_Source data_:

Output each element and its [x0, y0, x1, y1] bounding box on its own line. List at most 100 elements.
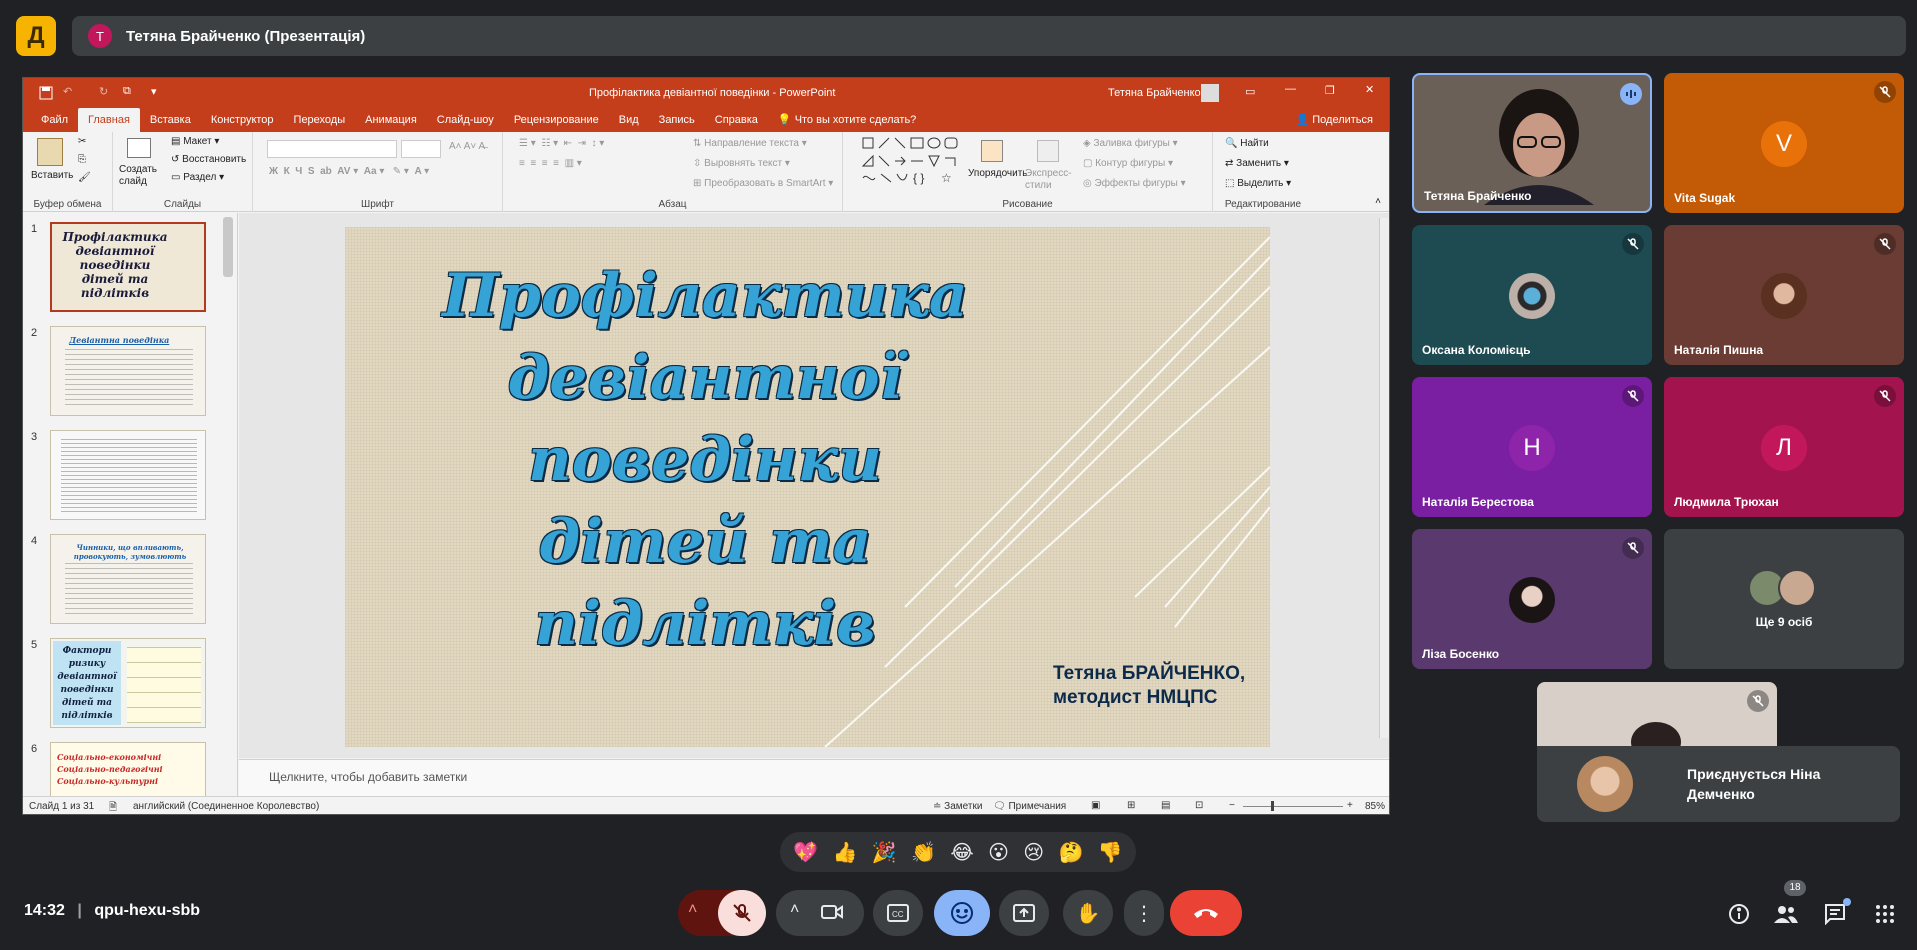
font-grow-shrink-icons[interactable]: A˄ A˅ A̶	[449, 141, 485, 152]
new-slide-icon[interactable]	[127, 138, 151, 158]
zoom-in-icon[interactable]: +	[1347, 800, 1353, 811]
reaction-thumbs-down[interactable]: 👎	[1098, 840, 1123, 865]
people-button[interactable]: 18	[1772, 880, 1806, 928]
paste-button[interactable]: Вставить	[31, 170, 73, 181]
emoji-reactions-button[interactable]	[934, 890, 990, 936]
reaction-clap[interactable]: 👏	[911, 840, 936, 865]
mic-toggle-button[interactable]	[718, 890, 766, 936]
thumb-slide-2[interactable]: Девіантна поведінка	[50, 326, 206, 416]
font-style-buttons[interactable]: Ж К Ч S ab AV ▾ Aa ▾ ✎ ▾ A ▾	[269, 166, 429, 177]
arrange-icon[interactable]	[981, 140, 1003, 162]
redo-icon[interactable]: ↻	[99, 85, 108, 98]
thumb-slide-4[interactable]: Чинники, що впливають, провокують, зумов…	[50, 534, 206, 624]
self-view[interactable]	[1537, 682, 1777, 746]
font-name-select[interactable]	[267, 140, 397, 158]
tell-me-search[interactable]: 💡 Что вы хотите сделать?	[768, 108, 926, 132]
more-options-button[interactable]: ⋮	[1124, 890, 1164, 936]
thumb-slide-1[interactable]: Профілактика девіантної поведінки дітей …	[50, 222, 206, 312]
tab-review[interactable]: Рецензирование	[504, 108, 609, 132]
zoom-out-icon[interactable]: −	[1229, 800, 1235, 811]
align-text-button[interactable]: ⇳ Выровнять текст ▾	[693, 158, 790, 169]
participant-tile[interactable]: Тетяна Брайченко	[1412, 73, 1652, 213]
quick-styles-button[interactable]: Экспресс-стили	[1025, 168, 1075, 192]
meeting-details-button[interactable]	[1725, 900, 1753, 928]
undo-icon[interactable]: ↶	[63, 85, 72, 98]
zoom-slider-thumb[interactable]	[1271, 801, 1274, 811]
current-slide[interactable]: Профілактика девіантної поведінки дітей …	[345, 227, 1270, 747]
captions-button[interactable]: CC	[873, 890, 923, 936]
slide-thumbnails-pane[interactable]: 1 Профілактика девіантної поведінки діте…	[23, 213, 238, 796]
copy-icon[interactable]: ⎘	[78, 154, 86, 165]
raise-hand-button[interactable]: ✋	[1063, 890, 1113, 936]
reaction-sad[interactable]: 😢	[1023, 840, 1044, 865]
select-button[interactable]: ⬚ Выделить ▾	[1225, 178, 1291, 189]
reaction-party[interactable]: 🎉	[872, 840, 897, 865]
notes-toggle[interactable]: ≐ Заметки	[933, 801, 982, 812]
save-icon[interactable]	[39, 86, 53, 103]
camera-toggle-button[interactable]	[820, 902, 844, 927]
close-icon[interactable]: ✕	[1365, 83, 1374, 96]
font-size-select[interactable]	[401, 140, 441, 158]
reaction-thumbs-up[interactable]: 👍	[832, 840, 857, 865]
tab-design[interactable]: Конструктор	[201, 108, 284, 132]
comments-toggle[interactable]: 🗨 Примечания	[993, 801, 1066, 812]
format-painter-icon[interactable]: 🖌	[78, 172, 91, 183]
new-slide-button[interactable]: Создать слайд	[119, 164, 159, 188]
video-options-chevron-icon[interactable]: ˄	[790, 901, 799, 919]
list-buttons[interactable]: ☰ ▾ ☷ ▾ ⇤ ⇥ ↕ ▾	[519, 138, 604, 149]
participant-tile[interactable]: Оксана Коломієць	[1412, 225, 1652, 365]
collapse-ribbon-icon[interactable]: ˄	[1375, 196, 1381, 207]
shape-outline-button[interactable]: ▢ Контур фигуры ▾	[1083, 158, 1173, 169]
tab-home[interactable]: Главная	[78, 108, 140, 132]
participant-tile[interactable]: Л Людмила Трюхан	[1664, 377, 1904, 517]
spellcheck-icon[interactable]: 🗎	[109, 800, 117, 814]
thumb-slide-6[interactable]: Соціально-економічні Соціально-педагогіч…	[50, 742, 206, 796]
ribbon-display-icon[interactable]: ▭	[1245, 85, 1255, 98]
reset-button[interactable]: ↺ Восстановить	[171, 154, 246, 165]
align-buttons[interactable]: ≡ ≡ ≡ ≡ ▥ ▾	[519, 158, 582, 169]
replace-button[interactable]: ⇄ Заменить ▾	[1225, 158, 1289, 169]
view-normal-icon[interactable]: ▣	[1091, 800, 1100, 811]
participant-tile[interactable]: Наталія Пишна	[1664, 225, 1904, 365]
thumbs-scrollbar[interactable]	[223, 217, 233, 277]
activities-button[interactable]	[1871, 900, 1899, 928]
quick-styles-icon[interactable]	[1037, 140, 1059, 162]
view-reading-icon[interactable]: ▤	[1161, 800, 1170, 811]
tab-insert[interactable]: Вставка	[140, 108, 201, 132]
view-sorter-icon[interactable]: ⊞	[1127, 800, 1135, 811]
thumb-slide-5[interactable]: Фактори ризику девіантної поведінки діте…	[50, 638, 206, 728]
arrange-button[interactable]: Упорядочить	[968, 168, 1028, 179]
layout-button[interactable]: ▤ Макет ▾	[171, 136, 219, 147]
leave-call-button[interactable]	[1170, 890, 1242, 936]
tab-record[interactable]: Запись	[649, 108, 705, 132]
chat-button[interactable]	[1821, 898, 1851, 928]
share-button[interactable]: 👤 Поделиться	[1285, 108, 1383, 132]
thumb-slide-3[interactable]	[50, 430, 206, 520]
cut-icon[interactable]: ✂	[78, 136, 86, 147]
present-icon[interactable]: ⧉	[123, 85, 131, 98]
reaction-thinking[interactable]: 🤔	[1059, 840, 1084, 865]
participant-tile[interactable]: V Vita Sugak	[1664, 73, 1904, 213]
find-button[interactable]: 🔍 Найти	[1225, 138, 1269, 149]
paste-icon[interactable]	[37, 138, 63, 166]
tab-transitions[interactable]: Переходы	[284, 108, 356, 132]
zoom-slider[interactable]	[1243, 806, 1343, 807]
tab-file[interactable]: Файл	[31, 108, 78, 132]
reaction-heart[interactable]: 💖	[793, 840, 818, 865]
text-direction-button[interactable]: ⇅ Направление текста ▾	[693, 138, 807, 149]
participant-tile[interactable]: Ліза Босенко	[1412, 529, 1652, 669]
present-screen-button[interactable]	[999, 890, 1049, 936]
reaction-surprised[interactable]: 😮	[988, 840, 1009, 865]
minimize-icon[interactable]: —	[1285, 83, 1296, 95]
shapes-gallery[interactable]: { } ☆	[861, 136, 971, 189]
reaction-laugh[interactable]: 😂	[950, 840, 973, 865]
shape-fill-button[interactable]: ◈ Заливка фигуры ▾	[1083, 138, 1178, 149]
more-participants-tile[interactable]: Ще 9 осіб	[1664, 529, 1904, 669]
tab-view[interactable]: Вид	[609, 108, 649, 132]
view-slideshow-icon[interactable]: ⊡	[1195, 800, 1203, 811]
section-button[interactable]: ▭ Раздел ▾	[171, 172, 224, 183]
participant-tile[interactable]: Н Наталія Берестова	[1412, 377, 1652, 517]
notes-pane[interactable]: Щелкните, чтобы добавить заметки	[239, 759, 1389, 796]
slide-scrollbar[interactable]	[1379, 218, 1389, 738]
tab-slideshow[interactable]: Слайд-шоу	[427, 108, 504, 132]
* * *
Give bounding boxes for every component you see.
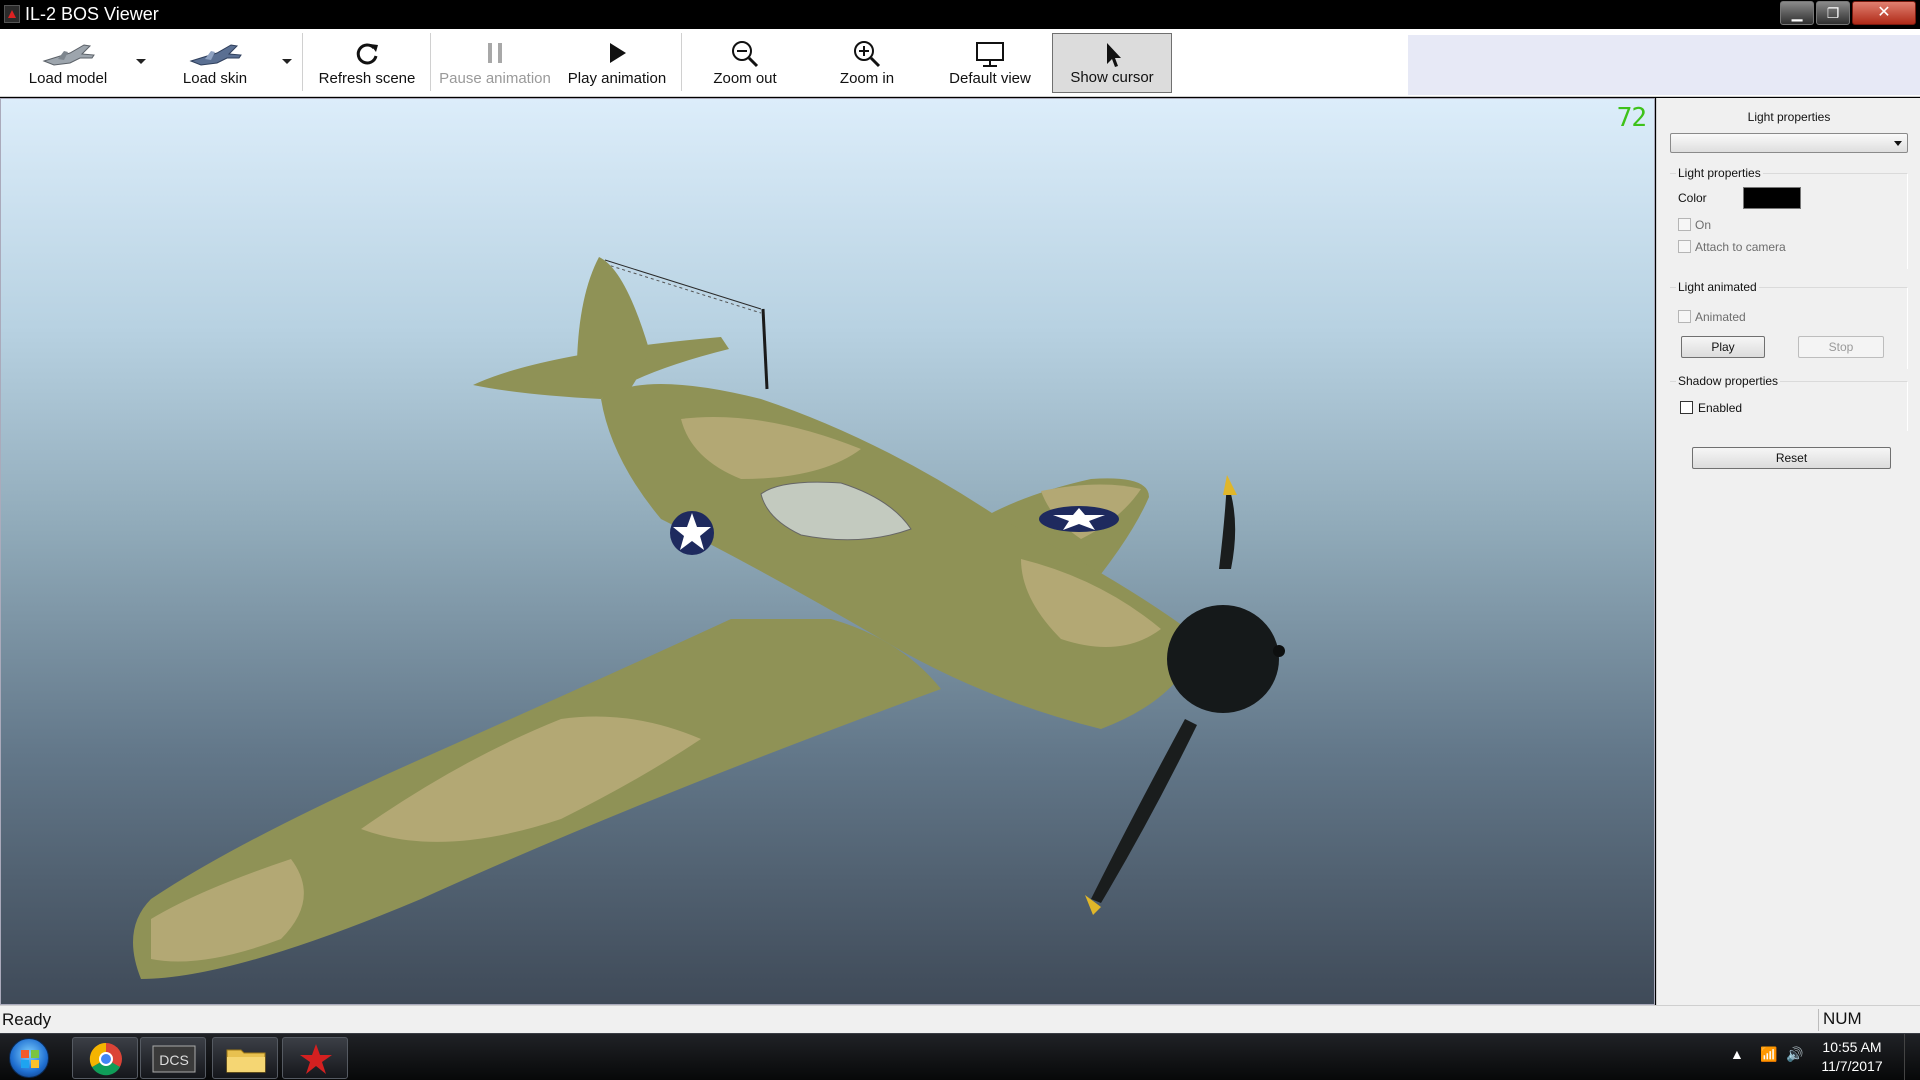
==
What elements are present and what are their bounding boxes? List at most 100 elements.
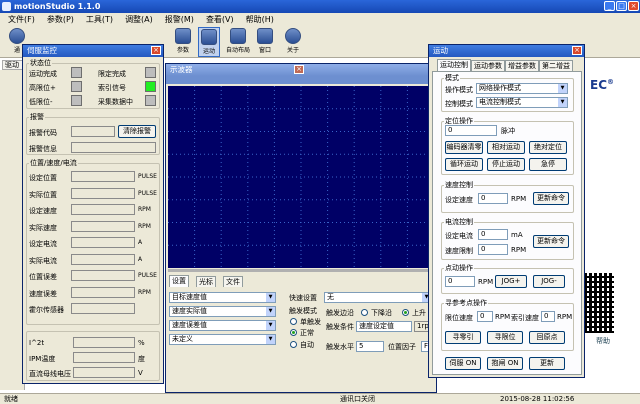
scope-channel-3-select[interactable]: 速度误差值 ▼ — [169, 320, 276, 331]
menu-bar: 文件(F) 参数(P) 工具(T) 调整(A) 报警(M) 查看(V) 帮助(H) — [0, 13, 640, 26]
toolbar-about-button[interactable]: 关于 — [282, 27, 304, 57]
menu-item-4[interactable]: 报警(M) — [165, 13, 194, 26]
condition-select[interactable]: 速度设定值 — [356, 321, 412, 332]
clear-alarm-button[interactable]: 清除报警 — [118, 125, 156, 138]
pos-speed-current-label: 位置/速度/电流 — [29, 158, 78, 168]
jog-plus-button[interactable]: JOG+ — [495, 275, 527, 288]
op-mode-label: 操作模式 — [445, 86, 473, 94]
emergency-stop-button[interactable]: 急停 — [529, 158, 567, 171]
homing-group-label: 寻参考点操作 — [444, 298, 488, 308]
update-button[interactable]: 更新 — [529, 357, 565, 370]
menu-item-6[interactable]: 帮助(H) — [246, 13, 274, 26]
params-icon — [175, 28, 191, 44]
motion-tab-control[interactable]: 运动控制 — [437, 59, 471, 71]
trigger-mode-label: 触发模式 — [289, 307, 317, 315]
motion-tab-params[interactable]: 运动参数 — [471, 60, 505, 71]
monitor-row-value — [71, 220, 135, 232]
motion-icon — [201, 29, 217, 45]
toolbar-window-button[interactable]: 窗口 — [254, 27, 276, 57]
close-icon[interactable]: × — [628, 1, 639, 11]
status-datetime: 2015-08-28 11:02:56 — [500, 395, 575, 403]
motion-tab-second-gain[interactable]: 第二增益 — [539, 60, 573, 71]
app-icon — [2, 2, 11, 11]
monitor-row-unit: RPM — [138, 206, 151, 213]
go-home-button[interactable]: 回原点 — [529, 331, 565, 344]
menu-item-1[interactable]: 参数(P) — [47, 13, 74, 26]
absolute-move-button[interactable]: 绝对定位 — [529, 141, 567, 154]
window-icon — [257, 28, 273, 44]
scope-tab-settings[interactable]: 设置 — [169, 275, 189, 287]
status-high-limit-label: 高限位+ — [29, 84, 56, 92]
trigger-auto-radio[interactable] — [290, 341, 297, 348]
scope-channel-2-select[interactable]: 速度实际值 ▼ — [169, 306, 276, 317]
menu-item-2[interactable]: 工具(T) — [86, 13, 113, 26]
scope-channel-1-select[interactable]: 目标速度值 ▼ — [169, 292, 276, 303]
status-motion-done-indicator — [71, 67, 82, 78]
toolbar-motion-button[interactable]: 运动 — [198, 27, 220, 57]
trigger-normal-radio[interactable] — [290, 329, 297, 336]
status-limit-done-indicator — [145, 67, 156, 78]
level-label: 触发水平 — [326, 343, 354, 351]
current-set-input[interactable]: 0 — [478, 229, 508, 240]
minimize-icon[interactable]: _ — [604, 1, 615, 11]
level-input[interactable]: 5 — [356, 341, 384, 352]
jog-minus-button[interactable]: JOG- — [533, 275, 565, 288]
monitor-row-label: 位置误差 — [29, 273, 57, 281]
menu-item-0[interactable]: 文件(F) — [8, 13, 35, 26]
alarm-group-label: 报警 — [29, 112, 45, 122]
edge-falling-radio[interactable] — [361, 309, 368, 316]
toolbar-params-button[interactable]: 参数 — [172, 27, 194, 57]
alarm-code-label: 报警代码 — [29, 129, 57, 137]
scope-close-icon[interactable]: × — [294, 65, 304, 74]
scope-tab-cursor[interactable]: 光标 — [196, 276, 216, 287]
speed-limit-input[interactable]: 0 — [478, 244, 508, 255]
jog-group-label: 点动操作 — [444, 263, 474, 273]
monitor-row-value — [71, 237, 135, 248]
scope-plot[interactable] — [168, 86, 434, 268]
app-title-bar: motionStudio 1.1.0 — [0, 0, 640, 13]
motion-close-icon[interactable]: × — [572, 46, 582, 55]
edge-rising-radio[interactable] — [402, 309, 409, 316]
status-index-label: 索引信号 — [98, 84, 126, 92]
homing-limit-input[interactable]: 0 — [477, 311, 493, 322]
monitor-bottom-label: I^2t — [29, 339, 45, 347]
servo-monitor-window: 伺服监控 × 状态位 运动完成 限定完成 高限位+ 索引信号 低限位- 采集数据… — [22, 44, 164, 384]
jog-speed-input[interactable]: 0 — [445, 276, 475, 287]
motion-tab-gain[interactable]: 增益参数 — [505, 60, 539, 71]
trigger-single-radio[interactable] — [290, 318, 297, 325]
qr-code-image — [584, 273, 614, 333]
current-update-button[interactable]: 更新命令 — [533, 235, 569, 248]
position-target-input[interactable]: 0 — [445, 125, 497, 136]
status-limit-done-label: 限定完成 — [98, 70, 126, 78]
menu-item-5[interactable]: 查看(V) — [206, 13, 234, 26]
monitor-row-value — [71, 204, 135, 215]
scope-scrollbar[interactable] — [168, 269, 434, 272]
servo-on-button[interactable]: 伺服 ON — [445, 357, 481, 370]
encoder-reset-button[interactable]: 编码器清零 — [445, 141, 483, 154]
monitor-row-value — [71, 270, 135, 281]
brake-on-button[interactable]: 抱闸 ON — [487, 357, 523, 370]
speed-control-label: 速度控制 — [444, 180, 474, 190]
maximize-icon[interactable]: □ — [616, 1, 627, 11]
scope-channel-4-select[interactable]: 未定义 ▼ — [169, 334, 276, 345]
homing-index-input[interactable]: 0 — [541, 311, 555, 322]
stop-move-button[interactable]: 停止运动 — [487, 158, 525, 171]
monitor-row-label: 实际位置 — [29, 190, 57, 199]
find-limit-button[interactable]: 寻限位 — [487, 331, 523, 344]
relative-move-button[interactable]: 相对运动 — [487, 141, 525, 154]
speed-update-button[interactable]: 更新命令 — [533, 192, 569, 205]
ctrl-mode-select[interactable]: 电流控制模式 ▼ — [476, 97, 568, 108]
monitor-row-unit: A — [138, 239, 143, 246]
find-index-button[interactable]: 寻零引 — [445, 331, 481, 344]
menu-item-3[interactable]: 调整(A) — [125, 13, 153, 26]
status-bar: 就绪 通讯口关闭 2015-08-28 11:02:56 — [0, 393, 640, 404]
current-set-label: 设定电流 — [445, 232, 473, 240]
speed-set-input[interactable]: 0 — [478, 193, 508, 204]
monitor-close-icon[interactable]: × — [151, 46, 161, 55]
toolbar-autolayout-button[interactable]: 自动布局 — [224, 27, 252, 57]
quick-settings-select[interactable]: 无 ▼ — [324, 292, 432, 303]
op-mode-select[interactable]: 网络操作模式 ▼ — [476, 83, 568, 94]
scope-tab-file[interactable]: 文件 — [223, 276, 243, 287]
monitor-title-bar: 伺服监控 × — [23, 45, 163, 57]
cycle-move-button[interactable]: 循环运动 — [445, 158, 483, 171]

_To do_:
Retype the rows from the line with "What elements are" to the line with "menu-item-4[interactable]: 报警(M) —", including both of those lines, and leave out the pictures.

_Worked answer_:
What elements are present and what are their bounding boxes? List at most 100 elements.
scope-channel-3-select[interactable]: 速度误差值 ▼ — [169, 320, 276, 331]
menu-bar: 文件(F) 参数(P) 工具(T) 调整(A) 报警(M) 查看(V) 帮助(H) — [0, 13, 640, 26]
toolbar-about-button[interactable]: 关于 — [282, 27, 304, 57]
menu-item-4[interactable]: 报警(M) — [165, 13, 194, 26]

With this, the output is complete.